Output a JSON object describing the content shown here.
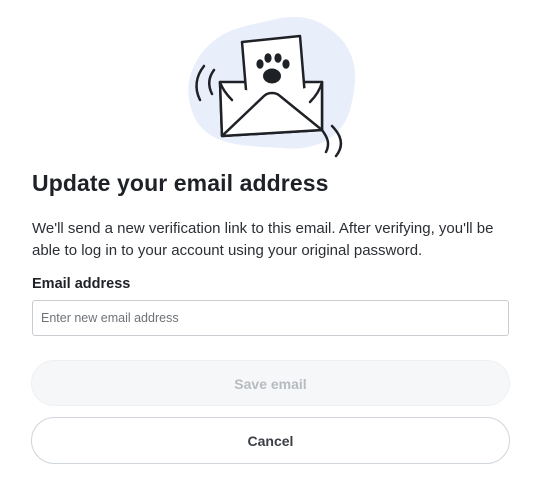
{
  "dialog": {
    "title": "Update your email address",
    "description": "We'll send a new verification link to this email. After verifying, you'll be able to log in to your account using your original password.",
    "illustration_icon": "envelope-with-paw-letter",
    "email_field": {
      "label": "Email address",
      "value": "",
      "placeholder": "Enter new email address"
    },
    "save_button": {
      "label": "Save email",
      "state": "disabled"
    },
    "cancel_button": {
      "label": "Cancel"
    }
  },
  "colors": {
    "illustration_blob": "#e9eefb",
    "text_primary": "#1e2126",
    "input_border": "#c9cdd2",
    "save_bg_disabled": "#f6f7f8",
    "save_text_disabled": "#b7bbc0",
    "cancel_border": "#cfd5da"
  }
}
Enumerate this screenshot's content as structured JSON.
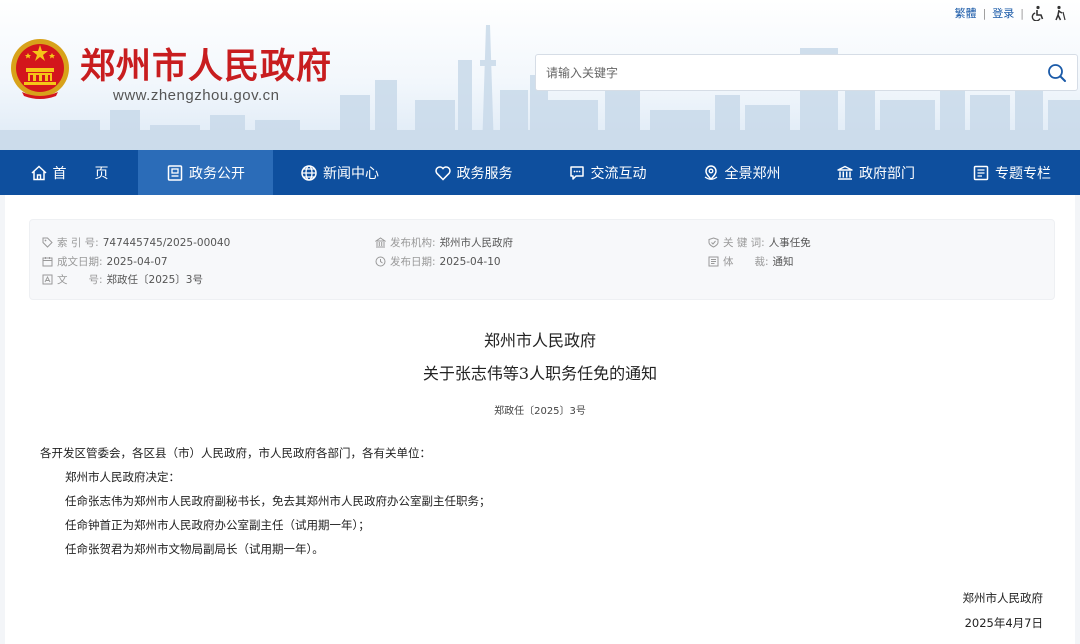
{
  "header": {
    "site_title": "郑州市人民政府",
    "site_url": "www.zhengzhou.gov.cn",
    "toplinks": {
      "traditional": "繁體",
      "separator": "|",
      "login": "登录"
    },
    "search": {
      "placeholder": "请输入关键字",
      "value": ""
    }
  },
  "nav": {
    "items": [
      {
        "label": "首　　页",
        "icon": "home-icon"
      },
      {
        "label": "政务公开",
        "icon": "document-icon",
        "active": true
      },
      {
        "label": "新闻中心",
        "icon": "globe-icon"
      },
      {
        "label": "政务服务",
        "icon": "heart-icon"
      },
      {
        "label": "交流互动",
        "icon": "chat-icon"
      },
      {
        "label": "全景郑州",
        "icon": "panorama-icon"
      },
      {
        "label": "政府部门",
        "icon": "building-icon"
      },
      {
        "label": "专题专栏",
        "icon": "book-icon"
      }
    ],
    "bg_color": "#0e4f9e",
    "active_color": "#2b6cb8"
  },
  "meta": {
    "index_label": "索 引 号:",
    "index_value": "747445745/2025-00040",
    "publisher_label": "发布机构:",
    "publisher_value": "郑州市人民政府",
    "keyword_label": "关 键 词:",
    "keyword_value": "人事任免",
    "created_label": "成文日期:",
    "created_value": "2025-04-07",
    "published_label": "发布日期:",
    "published_value": "2025-04-10",
    "genre_label": "体　　裁:",
    "genre_value": "通知",
    "docno_label": "文　　号:",
    "docno_value": "郑政任〔2025〕3号"
  },
  "document": {
    "title_line1": "郑州市人民政府",
    "title_line2": "关于张志伟等3人职务任免的通知",
    "doc_number": "郑政任〔2025〕3号",
    "salutation": "各开发区管委会，各区县（市）人民政府，市人民政府各部门，各有关单位：",
    "paragraphs": [
      "郑州市人民政府决定：",
      "任命张志伟为郑州市人民政府副秘书长，免去其郑州市人民政府办公室副主任职务；",
      "任命钟首正为郑州市人民政府办公室副主任（试用期一年）；",
      "任命张贺君为郑州市文物局副局长（试用期一年）。"
    ],
    "signer": "郑州市人民政府",
    "sign_date": "2025年4月7日"
  },
  "colors": {
    "title_red": "#c81d1f",
    "link_blue": "#1a5aa8"
  }
}
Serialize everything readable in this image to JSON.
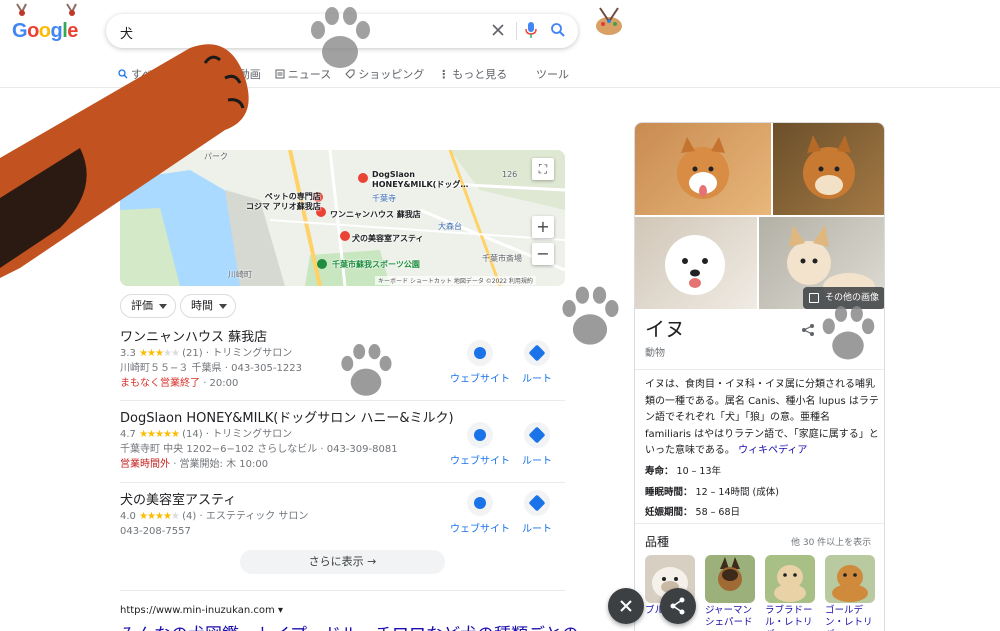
{
  "header": {
    "logo_text": "Google",
    "search_query": "犬"
  },
  "tabs": [
    {
      "label": "すべて"
    },
    {
      "label": "画像"
    },
    {
      "label": "動画"
    },
    {
      "label": "ニュース"
    },
    {
      "label": "ショッピング"
    },
    {
      "label": "もっと見る"
    }
  ],
  "tools_label": "ツール",
  "map": {
    "labels": {
      "park": "パーク",
      "pet_shop": "ペットの専門店\nコジマ アリオ蘇我店",
      "dogsalon": "DogSlaon\nHONEY&MILK(ドッグ…",
      "chiba_dera": "千葉寺",
      "wan": "ワンニャンハウス 蘇我店",
      "omori": "大森台",
      "asuti": "犬の美容室アスティ",
      "sports_park": "千葉市蘇我スポーツ公園",
      "kawasaki": "川崎町",
      "market": "千葉市斎場",
      "road_126": "126",
      "station_fragment": "千葉ポート",
      "footer": "キーボード ショートカット  地図データ ©2022  利用規約"
    }
  },
  "filters": {
    "rating": "評価",
    "hours": "時間"
  },
  "listings": [
    {
      "name": "ワンニャンハウス 蘇我店",
      "rating": "3.3",
      "reviews": "(21)",
      "category": "トリミングサロン",
      "address": "川崎町５５−３ 千葉県 · 043-305-1223",
      "status": "まもなく営業終了",
      "status_extra": "· 20:00"
    },
    {
      "name": "DogSlaon HONEY&MILK(ドッグサロン ハニー&ミルク)",
      "rating": "4.7",
      "reviews": "(14)",
      "category": "トリミングサロン",
      "address": "千葉寺町 中央 1202−6−102 さらしなビル · 043-309-8081",
      "status": "営業時間外",
      "status_extra": "· 営業開始: 木 10:00"
    },
    {
      "name": "犬の美容室アスティ",
      "rating": "4.0",
      "reviews": "(4)",
      "category": "エステティック サロン",
      "address": "043-208-7557",
      "status": "",
      "status_extra": ""
    }
  ],
  "actions": {
    "website": "ウェブサイト",
    "route": "ルート"
  },
  "more_button": "さらに表示",
  "result": {
    "url": "https://www.min-inuzukan.com",
    "title": "みんなの犬図鑑 - トイプードル、チワワなど犬の種類ごとの"
  },
  "knowledge_panel": {
    "more_images": "その他の画像",
    "title": "イヌ",
    "subtitle": "動物",
    "description": "イヌは、食肉目・イヌ科・イヌ属に分類される哺乳類の一種である。属名 Canis、種小名 lupus はラテン語でそれぞれ「犬」「狼」の意。亜種名 familiaris はやはりラテン語で、「家庭に属する」といった意味である。",
    "wiki_link": "ウィキペディア",
    "facts": [
      {
        "label": "寿命：",
        "value": "10 – 13年"
      },
      {
        "label": "睡眠時間：",
        "value": "12 – 14時間 (成体)"
      },
      {
        "label": "妊娠期間：",
        "value": "58 – 68日"
      }
    ],
    "breeds_title": "品種",
    "breeds_more": "他 30 件以上を表示",
    "breeds": [
      {
        "name": "ブルドッグ"
      },
      {
        "name": "ジャーマン シェパード"
      },
      {
        "name": "ラブラドール・レトリバー"
      },
      {
        "name": "ゴールデン・レトリバー"
      }
    ]
  },
  "colors": {
    "link": "#1a0dab",
    "action_blue": "#1a73e8",
    "closed_red": "#d93025",
    "star": "#fbbc04"
  }
}
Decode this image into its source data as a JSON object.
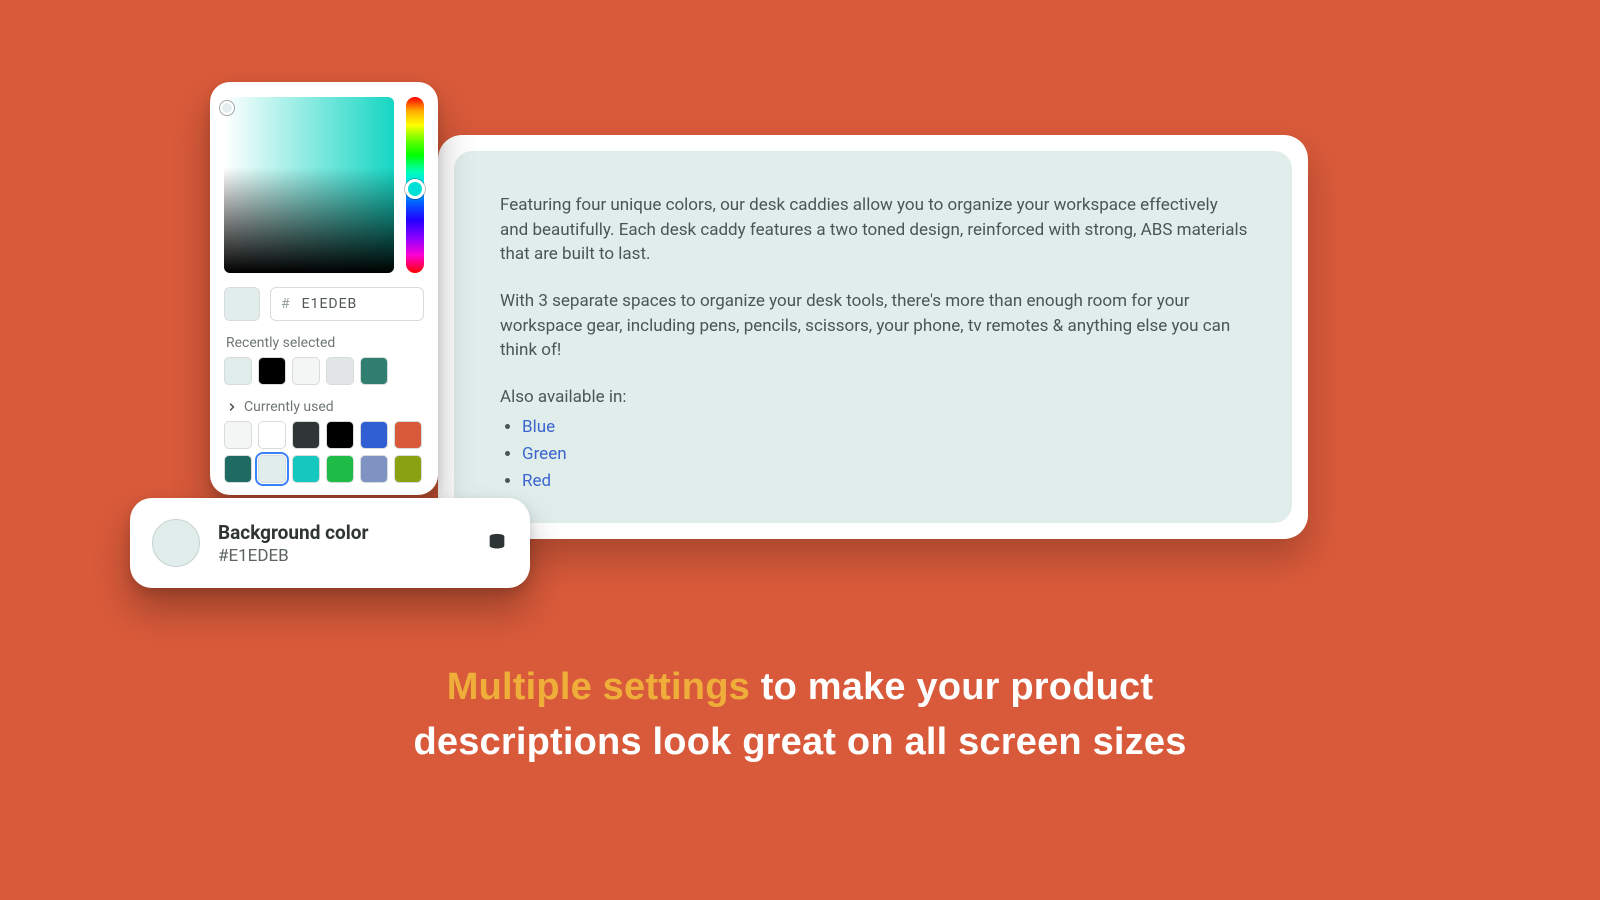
{
  "picker": {
    "hex_prefix": "#",
    "hex_value": "E1EDEB",
    "recent_label": "Recently selected",
    "recent_swatches": [
      "#E1EDEB",
      "#000000",
      "#F4F6F6",
      "#E3E6E6",
      "#2F7E70"
    ],
    "currently_used_label": "Currently used",
    "currently_used_swatches": [
      "#F4F6F6",
      "#FFFFFF",
      "#303536",
      "#000000",
      "#2F5FD3",
      "#D85A3A",
      "#1E6B63",
      "#E1EDEB",
      "#14C8BF",
      "#1EBB46",
      "#7E93C2",
      "#8AA212"
    ],
    "selected_index": 7
  },
  "setting": {
    "title": "Background color",
    "value": "#E1EDEB",
    "swatch": "#E1EDEB"
  },
  "preview": {
    "p1": "Featuring four unique colors, our desk caddies allow you to organize your workspace effectively and beautifully. Each desk caddy features a two toned design, reinforced with strong, ABS materials that are built to last.",
    "p2": "With 3 separate spaces to organize your desk tools, there's more than enough room for your workspace gear, including pens, pencils, scissors, your phone, tv remotes & anything else you can think of!",
    "also_label": "Also available in:",
    "links": [
      "Blue",
      "Green",
      "Red"
    ]
  },
  "tagline": {
    "highlight": "Multiple settings",
    "rest_line1": " to make your product",
    "line2": "descriptions look great on all screen sizes"
  }
}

PROBLEM DESCRIPTION.
Which lines contain the word "workspace"? Copy each of them.

TASK RESPONSE.
    "p1": "Featuring four unique colors, our desk caddies allow you to organize your workspace effectively and beautifully. Each desk caddy features a two toned design, reinforced with strong, ABS materials that are built to last.",
    "p2": "With 3 separate spaces to organize your desk tools, there's more than enough room for your workspace gear, including pens, pencils, scissors, your phone, tv remotes & anything else you can think of!",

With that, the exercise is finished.